WORK TO DO :: Leave out the pictures, and reproduce exactly the lines from the line containing "Give me the" through the final line of the entries.

DATASET CONTENT ::
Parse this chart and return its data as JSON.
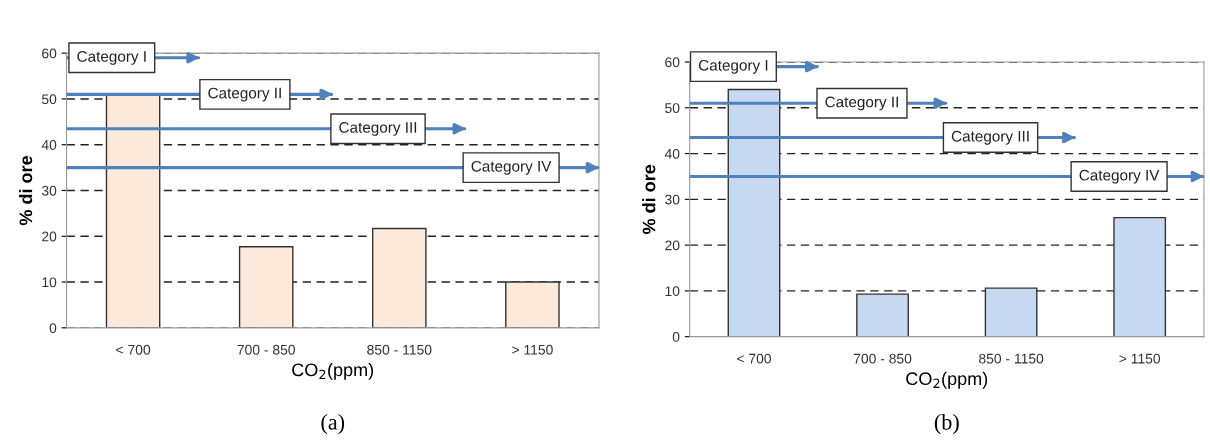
{
  "chart_data": [
    {
      "type": "bar",
      "categories": [
        "< 700",
        "700 - 850",
        "850 - 1150",
        "> 1150"
      ],
      "values": [
        51,
        17.7,
        21.7,
        10
      ],
      "color": "#fde9d9",
      "xlabel": "CO$_{2}$(ppm)",
      "ylabel": "% di ore",
      "ylim": [
        0,
        60
      ],
      "yticks": [
        0,
        10,
        20,
        30,
        40,
        50,
        60
      ],
      "grid": "y",
      "ref_lines": [
        {
          "axis": "y",
          "value": 59,
          "label": "Category I",
          "color": "#4f81bd"
        },
        {
          "axis": "y",
          "value": 51,
          "label": "Category II",
          "color": "#4f81bd"
        },
        {
          "axis": "y",
          "value": 43.5,
          "label": "Category III",
          "color": "#4f81bd"
        },
        {
          "axis": "y",
          "value": 35,
          "label": "Category IV",
          "color": "#4f81bd"
        }
      ],
      "annotations": [
        "(a)"
      ]
    },
    {
      "type": "bar",
      "categories": [
        "< 700",
        "700 - 850",
        "850 - 1150",
        "> 1150"
      ],
      "values": [
        54,
        9.3,
        10.6,
        26
      ],
      "color": "#c6d9f1",
      "xlabel": "CO$_{2}$(ppm)",
      "ylabel": "% di ore",
      "ylim": [
        0,
        60
      ],
      "yticks": [
        0,
        10,
        20,
        30,
        40,
        50,
        60
      ],
      "grid": "y",
      "ref_lines": [
        {
          "axis": "y",
          "value": 59,
          "label": "Category I",
          "color": "#4f81bd"
        },
        {
          "axis": "y",
          "value": 51,
          "label": "Category II",
          "color": "#4f81bd"
        },
        {
          "axis": "y",
          "value": 43.5,
          "label": "Category III",
          "color": "#4f81bd"
        },
        {
          "axis": "y",
          "value": 35,
          "label": "Category IV",
          "color": "#4f81bd"
        }
      ],
      "annotations": [
        "(b)"
      ]
    }
  ]
}
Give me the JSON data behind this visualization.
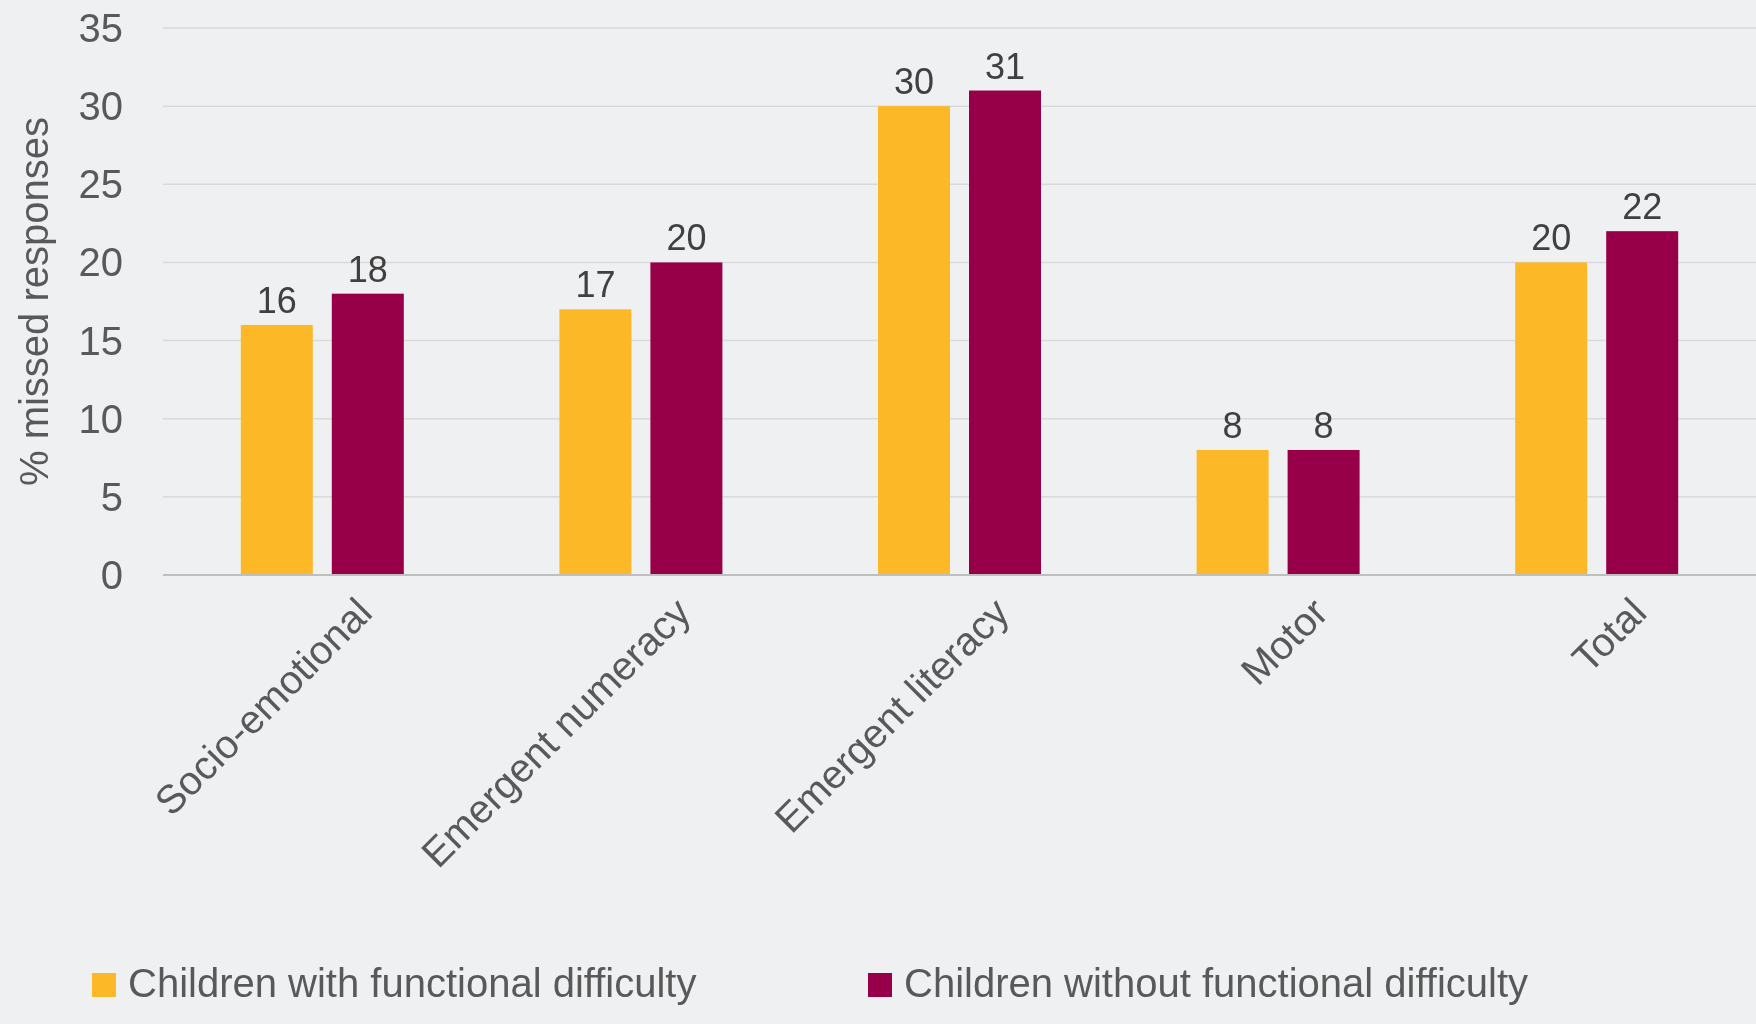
{
  "chart_data": {
    "type": "bar",
    "ylabel": "% missed responses",
    "categories": [
      "Socio-emotional",
      "Emergent numeracy",
      "Emergent literacy",
      "Motor",
      "Total"
    ],
    "series": [
      {
        "name": "Children with functional difficulty",
        "color": "#fdb827",
        "values": [
          16,
          17,
          30,
          8,
          20
        ]
      },
      {
        "name": "Children without functional difficulty",
        "color": "#970049",
        "values": [
          18,
          20,
          31,
          8,
          22
        ]
      }
    ],
    "ylim": [
      0,
      35
    ],
    "yticks": [
      0,
      5,
      10,
      15,
      20,
      25,
      30,
      35
    ],
    "grid": "y",
    "legend": "bottom",
    "data_labels": true
  }
}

RESULT ::
Give me the JSON data behind this visualization.
{
  "chart_data": {
    "type": "bar",
    "ylabel": "% missed responses",
    "categories": [
      "Socio-emotional",
      "Emergent numeracy",
      "Emergent literacy",
      "Motor",
      "Total"
    ],
    "series": [
      {
        "name": "Children with functional difficulty",
        "color": "#fdb827",
        "values": [
          16,
          17,
          30,
          8,
          20
        ]
      },
      {
        "name": "Children without functional difficulty",
        "color": "#970049",
        "values": [
          18,
          20,
          31,
          8,
          22
        ]
      }
    ],
    "ylim": [
      0,
      35
    ],
    "yticks": [
      0,
      5,
      10,
      15,
      20,
      25,
      30,
      35
    ],
    "grid": "y",
    "legend": "bottom",
    "data_labels": true
  }
}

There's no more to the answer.